Your goal:
Return all of the entries exactly, with nothing added or left out.
──────────────────────────────
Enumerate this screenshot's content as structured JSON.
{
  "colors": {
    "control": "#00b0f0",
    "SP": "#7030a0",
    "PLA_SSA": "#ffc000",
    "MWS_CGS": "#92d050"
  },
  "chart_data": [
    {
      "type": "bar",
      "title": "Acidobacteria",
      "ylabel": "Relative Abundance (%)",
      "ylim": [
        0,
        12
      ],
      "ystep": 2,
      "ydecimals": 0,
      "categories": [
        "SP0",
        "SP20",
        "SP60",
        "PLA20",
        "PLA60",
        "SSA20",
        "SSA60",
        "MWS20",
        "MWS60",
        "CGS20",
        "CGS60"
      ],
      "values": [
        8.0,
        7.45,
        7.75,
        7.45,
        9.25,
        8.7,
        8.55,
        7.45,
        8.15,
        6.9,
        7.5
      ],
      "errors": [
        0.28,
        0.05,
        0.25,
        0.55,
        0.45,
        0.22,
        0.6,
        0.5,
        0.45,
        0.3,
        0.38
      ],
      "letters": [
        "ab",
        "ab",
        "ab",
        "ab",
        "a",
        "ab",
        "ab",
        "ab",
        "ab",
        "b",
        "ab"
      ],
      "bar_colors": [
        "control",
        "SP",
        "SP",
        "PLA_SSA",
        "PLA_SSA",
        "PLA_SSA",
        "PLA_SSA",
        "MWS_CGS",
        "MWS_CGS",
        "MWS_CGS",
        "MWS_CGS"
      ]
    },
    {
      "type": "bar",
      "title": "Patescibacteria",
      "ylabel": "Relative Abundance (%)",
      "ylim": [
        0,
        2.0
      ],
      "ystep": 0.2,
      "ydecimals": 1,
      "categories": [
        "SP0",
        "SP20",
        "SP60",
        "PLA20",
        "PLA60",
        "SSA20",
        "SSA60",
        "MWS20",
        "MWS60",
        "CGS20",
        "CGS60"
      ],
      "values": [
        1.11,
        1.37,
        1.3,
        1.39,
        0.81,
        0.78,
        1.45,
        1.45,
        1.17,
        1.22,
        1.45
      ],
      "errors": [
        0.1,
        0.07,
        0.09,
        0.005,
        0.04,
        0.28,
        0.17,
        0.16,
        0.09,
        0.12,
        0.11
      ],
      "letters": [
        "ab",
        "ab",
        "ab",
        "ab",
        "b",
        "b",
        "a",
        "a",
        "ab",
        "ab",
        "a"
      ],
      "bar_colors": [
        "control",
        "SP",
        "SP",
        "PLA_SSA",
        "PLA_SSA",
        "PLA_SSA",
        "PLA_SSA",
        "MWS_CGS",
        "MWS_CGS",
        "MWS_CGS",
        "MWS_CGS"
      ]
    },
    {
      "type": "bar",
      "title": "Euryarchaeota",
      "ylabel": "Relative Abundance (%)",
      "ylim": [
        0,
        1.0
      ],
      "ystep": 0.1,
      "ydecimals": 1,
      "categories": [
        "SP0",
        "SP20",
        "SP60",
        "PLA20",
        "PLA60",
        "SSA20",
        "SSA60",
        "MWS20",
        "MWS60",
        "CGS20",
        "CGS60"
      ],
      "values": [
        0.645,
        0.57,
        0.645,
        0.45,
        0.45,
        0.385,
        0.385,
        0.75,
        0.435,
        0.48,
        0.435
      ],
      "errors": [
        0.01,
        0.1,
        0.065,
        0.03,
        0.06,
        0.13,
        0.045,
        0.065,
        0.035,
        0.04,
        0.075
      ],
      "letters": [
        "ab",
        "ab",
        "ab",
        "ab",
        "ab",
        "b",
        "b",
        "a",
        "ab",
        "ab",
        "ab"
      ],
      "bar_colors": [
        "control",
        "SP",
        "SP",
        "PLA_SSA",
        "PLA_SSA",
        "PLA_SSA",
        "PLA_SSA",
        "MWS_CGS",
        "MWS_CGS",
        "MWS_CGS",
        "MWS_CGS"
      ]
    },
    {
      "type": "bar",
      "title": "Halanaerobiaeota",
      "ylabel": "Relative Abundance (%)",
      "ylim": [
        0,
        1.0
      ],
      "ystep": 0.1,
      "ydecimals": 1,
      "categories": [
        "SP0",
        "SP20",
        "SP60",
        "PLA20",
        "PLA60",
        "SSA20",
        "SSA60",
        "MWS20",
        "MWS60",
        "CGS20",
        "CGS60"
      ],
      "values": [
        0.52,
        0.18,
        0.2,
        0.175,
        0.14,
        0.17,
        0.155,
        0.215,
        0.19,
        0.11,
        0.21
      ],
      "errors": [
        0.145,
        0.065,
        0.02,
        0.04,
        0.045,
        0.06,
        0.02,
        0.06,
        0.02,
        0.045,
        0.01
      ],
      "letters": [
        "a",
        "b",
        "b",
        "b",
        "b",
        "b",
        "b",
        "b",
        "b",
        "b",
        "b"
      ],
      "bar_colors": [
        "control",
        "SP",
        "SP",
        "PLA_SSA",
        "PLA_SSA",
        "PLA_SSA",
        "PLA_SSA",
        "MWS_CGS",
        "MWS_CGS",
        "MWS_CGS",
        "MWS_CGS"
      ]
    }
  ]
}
──────────────────────────────
Answer for the task:
Enumerate this screenshot's content as structured JSON.
{
  "colors": {
    "control": "#00b0f0",
    "SP": "#7030a0",
    "PLA_SSA": "#ffc000",
    "MWS_CGS": "#92d050"
  },
  "chart_data": [
    {
      "type": "bar",
      "title": "Acidobacteria",
      "ylabel": "Relative Abundance (%)",
      "ylim": [
        0,
        12
      ],
      "ystep": 2,
      "ydecimals": 0,
      "categories": [
        "SP0",
        "SP20",
        "SP60",
        "PLA20",
        "PLA60",
        "SSA20",
        "SSA60",
        "MWS20",
        "MWS60",
        "CGS20",
        "CGS60"
      ],
      "values": [
        8.0,
        7.45,
        7.75,
        7.45,
        9.25,
        8.7,
        8.55,
        7.45,
        8.15,
        6.9,
        7.5
      ],
      "errors": [
        0.28,
        0.05,
        0.25,
        0.55,
        0.45,
        0.22,
        0.6,
        0.5,
        0.45,
        0.3,
        0.38
      ],
      "letters": [
        "ab",
        "ab",
        "ab",
        "ab",
        "a",
        "ab",
        "ab",
        "ab",
        "ab",
        "b",
        "ab"
      ],
      "bar_colors": [
        "control",
        "SP",
        "SP",
        "PLA_SSA",
        "PLA_SSA",
        "PLA_SSA",
        "PLA_SSA",
        "MWS_CGS",
        "MWS_CGS",
        "MWS_CGS",
        "MWS_CGS"
      ]
    },
    {
      "type": "bar",
      "title": "Patescibacteria",
      "ylabel": "Relative Abundance (%)",
      "ylim": [
        0,
        2.0
      ],
      "ystep": 0.2,
      "ydecimals": 1,
      "categories": [
        "SP0",
        "SP20",
        "SP60",
        "PLA20",
        "PLA60",
        "SSA20",
        "SSA60",
        "MWS20",
        "MWS60",
        "CGS20",
        "CGS60"
      ],
      "values": [
        1.11,
        1.37,
        1.3,
        1.39,
        0.81,
        0.78,
        1.45,
        1.45,
        1.17,
        1.22,
        1.45
      ],
      "errors": [
        0.1,
        0.07,
        0.09,
        0.005,
        0.04,
        0.28,
        0.17,
        0.16,
        0.09,
        0.12,
        0.11
      ],
      "letters": [
        "ab",
        "ab",
        "ab",
        "ab",
        "b",
        "b",
        "a",
        "a",
        "ab",
        "ab",
        "a"
      ],
      "bar_colors": [
        "control",
        "SP",
        "SP",
        "PLA_SSA",
        "PLA_SSA",
        "PLA_SSA",
        "PLA_SSA",
        "MWS_CGS",
        "MWS_CGS",
        "MWS_CGS",
        "MWS_CGS"
      ]
    },
    {
      "type": "bar",
      "title": "Euryarchaeota",
      "ylabel": "Relative Abundance (%)",
      "ylim": [
        0,
        1.0
      ],
      "ystep": 0.1,
      "ydecimals": 1,
      "categories": [
        "SP0",
        "SP20",
        "SP60",
        "PLA20",
        "PLA60",
        "SSA20",
        "SSA60",
        "MWS20",
        "MWS60",
        "CGS20",
        "CGS60"
      ],
      "values": [
        0.645,
        0.57,
        0.645,
        0.45,
        0.45,
        0.385,
        0.385,
        0.75,
        0.435,
        0.48,
        0.435
      ],
      "errors": [
        0.01,
        0.1,
        0.065,
        0.03,
        0.06,
        0.13,
        0.045,
        0.065,
        0.035,
        0.04,
        0.075
      ],
      "letters": [
        "ab",
        "ab",
        "ab",
        "ab",
        "ab",
        "b",
        "b",
        "a",
        "ab",
        "ab",
        "ab"
      ],
      "bar_colors": [
        "control",
        "SP",
        "SP",
        "PLA_SSA",
        "PLA_SSA",
        "PLA_SSA",
        "PLA_SSA",
        "MWS_CGS",
        "MWS_CGS",
        "MWS_CGS",
        "MWS_CGS"
      ]
    },
    {
      "type": "bar",
      "title": "Halanaerobiaeota",
      "ylabel": "Relative Abundance (%)",
      "ylim": [
        0,
        1.0
      ],
      "ystep": 0.1,
      "ydecimals": 1,
      "categories": [
        "SP0",
        "SP20",
        "SP60",
        "PLA20",
        "PLA60",
        "SSA20",
        "SSA60",
        "MWS20",
        "MWS60",
        "CGS20",
        "CGS60"
      ],
      "values": [
        0.52,
        0.18,
        0.2,
        0.175,
        0.14,
        0.17,
        0.155,
        0.215,
        0.19,
        0.11,
        0.21
      ],
      "errors": [
        0.145,
        0.065,
        0.02,
        0.04,
        0.045,
        0.06,
        0.02,
        0.06,
        0.02,
        0.045,
        0.01
      ],
      "letters": [
        "a",
        "b",
        "b",
        "b",
        "b",
        "b",
        "b",
        "b",
        "b",
        "b",
        "b"
      ],
      "bar_colors": [
        "control",
        "SP",
        "SP",
        "PLA_SSA",
        "PLA_SSA",
        "PLA_SSA",
        "PLA_SSA",
        "MWS_CGS",
        "MWS_CGS",
        "MWS_CGS",
        "MWS_CGS"
      ]
    }
  ]
}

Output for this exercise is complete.